▶ Information provided
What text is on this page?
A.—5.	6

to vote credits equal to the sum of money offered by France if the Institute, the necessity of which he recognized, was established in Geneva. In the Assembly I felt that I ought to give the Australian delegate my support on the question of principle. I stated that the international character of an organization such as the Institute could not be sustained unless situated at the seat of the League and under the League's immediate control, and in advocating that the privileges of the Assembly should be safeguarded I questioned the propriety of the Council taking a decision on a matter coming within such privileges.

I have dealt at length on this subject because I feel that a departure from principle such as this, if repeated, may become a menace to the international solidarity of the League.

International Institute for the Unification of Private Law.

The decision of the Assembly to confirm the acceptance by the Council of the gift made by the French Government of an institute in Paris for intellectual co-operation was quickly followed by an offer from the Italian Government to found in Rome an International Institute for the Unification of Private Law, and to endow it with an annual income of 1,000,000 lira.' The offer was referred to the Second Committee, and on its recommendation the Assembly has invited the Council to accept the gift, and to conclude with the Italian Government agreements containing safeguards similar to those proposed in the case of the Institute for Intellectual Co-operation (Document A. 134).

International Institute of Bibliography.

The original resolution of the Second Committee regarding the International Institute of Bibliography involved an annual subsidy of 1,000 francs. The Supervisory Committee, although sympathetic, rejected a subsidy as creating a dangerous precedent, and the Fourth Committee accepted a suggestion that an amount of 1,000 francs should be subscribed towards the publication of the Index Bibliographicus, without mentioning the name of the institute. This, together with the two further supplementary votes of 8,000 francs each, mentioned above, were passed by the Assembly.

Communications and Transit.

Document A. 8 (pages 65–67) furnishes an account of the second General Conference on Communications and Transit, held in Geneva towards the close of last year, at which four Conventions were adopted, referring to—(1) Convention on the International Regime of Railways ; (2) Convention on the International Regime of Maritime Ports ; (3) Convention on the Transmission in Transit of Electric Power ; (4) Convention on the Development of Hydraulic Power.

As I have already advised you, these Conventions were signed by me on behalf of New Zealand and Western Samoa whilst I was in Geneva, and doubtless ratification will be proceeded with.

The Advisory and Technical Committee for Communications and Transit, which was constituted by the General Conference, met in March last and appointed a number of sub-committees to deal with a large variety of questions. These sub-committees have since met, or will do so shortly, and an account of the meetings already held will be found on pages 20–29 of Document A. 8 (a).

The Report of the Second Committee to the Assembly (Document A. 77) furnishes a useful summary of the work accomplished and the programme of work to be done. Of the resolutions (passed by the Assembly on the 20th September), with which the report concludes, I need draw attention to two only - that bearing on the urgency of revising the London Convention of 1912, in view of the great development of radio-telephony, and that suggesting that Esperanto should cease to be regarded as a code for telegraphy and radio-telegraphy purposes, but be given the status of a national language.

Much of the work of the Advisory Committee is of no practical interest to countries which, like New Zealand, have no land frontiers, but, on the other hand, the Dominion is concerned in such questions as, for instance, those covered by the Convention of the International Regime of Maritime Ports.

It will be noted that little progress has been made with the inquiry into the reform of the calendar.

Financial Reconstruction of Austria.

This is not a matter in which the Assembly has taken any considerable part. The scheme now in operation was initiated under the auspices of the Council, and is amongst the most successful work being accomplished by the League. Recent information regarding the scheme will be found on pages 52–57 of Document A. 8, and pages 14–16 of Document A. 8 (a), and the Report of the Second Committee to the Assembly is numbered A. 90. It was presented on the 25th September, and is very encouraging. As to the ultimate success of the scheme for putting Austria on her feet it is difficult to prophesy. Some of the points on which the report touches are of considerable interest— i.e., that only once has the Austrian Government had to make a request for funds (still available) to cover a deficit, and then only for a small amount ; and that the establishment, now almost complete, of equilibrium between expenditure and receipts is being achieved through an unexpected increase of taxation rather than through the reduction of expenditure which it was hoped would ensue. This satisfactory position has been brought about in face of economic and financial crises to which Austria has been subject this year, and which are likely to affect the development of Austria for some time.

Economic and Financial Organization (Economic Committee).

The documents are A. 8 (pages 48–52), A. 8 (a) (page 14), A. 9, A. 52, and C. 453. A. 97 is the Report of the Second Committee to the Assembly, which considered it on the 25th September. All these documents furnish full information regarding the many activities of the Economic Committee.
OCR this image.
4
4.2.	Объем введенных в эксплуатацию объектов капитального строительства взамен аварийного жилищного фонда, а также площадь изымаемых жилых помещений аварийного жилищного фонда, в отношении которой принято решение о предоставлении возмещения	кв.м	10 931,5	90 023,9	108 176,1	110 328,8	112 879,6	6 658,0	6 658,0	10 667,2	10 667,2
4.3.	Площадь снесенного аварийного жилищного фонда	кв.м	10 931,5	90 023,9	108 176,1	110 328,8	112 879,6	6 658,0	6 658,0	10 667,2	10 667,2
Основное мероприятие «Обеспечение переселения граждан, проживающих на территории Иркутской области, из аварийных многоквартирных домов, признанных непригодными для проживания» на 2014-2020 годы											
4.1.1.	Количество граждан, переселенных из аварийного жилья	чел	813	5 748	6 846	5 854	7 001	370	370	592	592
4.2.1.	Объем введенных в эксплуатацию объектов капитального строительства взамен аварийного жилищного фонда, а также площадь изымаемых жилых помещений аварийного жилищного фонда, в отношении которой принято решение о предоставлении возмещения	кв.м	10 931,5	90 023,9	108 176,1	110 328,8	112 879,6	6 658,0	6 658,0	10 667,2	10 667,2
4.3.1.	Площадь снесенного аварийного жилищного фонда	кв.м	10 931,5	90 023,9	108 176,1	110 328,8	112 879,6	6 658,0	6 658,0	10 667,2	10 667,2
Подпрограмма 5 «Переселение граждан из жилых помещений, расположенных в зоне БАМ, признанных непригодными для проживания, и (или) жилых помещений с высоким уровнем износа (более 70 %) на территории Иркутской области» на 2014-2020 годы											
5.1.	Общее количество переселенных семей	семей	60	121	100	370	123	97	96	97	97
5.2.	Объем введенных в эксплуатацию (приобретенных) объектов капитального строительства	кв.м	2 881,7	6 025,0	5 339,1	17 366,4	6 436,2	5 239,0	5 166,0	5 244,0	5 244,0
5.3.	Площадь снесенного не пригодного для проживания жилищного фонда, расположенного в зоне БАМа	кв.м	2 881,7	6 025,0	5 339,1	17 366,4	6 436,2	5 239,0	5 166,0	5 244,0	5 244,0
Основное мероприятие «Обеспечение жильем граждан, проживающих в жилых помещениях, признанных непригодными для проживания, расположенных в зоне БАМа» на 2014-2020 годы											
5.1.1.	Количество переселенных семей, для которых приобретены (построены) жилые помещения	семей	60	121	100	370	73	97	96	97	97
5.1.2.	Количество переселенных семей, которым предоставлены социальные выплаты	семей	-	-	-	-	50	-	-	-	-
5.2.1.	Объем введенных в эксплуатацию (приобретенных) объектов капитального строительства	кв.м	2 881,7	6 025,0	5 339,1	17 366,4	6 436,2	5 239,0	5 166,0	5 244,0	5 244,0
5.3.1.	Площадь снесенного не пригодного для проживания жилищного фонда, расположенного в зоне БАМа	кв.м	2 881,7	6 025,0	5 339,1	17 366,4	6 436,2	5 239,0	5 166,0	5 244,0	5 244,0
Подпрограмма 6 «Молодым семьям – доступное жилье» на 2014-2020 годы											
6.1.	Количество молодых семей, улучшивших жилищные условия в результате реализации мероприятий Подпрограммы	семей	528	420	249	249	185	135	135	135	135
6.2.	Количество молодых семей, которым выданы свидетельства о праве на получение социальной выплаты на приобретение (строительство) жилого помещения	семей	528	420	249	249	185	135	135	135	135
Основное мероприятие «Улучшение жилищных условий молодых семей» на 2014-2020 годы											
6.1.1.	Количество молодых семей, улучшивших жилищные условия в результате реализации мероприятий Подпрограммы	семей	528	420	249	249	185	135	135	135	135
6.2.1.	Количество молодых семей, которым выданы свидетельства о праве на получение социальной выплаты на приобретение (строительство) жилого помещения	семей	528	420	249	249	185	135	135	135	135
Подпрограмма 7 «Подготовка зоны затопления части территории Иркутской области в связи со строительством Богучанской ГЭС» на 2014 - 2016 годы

▶ The problem
Look through the entries above for the word "условия". Copy every line where it shows up.

▶ Task answer
6.1.	Количество молодых семей, улучшивших жилищные условия в результате реализации мероприятий Подпрограммы	семей	528	420	249	249	185	135	135	135	135
6.1.1.	Количество молодых семей, улучшивших жилищные условия в результате реализации мероприятий Подпрограммы	семей	528	420	249	249	185	135	135	135	135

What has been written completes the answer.